[begin RECORDS FOR THE TASK]
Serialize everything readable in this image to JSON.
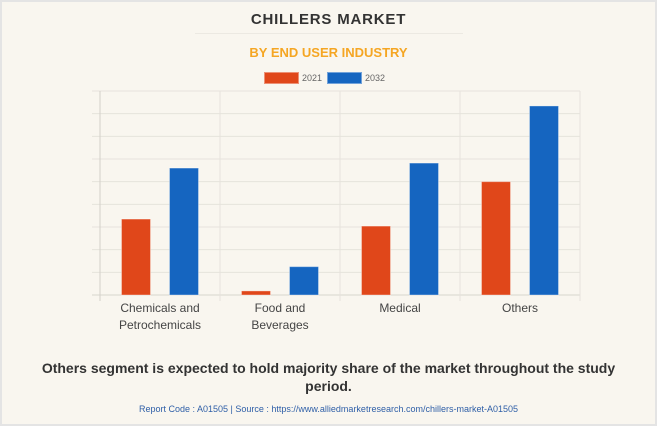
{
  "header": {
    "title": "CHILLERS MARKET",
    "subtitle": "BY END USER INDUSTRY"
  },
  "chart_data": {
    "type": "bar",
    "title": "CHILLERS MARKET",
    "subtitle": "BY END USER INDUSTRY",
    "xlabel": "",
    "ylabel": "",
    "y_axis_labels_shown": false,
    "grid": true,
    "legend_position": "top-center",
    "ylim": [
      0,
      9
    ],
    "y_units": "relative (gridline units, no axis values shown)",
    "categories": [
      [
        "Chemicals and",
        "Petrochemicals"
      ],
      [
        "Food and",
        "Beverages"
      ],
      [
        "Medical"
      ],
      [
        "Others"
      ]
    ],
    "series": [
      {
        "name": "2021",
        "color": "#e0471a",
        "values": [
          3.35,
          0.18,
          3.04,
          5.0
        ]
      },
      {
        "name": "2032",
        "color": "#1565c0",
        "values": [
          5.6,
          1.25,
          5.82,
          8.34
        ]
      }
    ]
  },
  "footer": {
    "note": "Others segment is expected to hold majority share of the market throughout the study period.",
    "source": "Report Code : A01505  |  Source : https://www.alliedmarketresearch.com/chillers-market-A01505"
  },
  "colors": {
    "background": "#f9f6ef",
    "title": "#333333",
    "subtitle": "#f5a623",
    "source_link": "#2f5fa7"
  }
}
[end RECORDS FOR THE TASK]
[begin RECORDS FOR THE TASK]
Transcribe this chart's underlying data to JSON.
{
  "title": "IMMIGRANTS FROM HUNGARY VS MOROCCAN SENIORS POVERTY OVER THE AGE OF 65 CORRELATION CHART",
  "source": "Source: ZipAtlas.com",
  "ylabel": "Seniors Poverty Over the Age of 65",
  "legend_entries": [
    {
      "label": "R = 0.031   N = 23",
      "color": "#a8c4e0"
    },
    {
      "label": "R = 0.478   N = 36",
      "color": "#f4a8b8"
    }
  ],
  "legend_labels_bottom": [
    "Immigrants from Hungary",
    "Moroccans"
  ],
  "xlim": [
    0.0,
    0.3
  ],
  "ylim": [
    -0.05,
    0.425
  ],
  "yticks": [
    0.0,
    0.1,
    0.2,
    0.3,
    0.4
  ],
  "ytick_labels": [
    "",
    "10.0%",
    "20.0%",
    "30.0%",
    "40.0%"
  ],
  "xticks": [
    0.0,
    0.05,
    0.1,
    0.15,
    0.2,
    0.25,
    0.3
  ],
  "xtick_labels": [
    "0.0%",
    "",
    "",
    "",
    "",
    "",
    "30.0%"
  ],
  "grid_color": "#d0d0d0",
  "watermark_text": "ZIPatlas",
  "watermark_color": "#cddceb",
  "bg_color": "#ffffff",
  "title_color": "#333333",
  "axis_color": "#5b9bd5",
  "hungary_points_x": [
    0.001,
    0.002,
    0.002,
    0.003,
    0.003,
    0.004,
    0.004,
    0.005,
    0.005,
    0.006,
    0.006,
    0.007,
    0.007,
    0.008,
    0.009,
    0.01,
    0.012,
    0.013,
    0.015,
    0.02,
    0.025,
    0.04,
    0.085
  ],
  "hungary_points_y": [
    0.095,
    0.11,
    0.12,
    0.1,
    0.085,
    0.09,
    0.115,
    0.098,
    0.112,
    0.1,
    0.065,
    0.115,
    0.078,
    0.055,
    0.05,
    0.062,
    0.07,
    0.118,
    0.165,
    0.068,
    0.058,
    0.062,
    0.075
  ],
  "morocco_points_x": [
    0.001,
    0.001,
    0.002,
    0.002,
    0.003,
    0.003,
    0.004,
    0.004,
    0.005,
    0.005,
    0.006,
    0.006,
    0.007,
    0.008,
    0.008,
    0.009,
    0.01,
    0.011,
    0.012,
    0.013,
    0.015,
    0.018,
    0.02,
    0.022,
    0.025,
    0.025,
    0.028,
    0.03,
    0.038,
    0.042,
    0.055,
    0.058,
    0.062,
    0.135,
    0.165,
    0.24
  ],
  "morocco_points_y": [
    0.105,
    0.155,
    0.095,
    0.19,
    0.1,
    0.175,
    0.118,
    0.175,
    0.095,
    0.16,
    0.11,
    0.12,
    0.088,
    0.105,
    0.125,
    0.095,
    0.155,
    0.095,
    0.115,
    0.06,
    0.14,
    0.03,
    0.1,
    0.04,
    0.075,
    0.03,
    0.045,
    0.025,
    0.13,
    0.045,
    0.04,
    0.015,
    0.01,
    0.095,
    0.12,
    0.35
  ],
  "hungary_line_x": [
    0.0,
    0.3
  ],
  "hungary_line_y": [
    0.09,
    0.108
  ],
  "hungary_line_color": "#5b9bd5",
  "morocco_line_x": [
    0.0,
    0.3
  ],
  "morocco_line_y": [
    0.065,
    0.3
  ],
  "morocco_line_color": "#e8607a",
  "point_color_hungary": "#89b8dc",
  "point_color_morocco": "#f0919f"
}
[end RECORDS FOR THE TASK]
INSTRUCTION.
Track down every line with the word "USER" and copy it.

EXERCISE OUTPUT.
    "subtitle": "BY END USER INDUSTRY"
    "subtitle": "BY END USER INDUSTRY",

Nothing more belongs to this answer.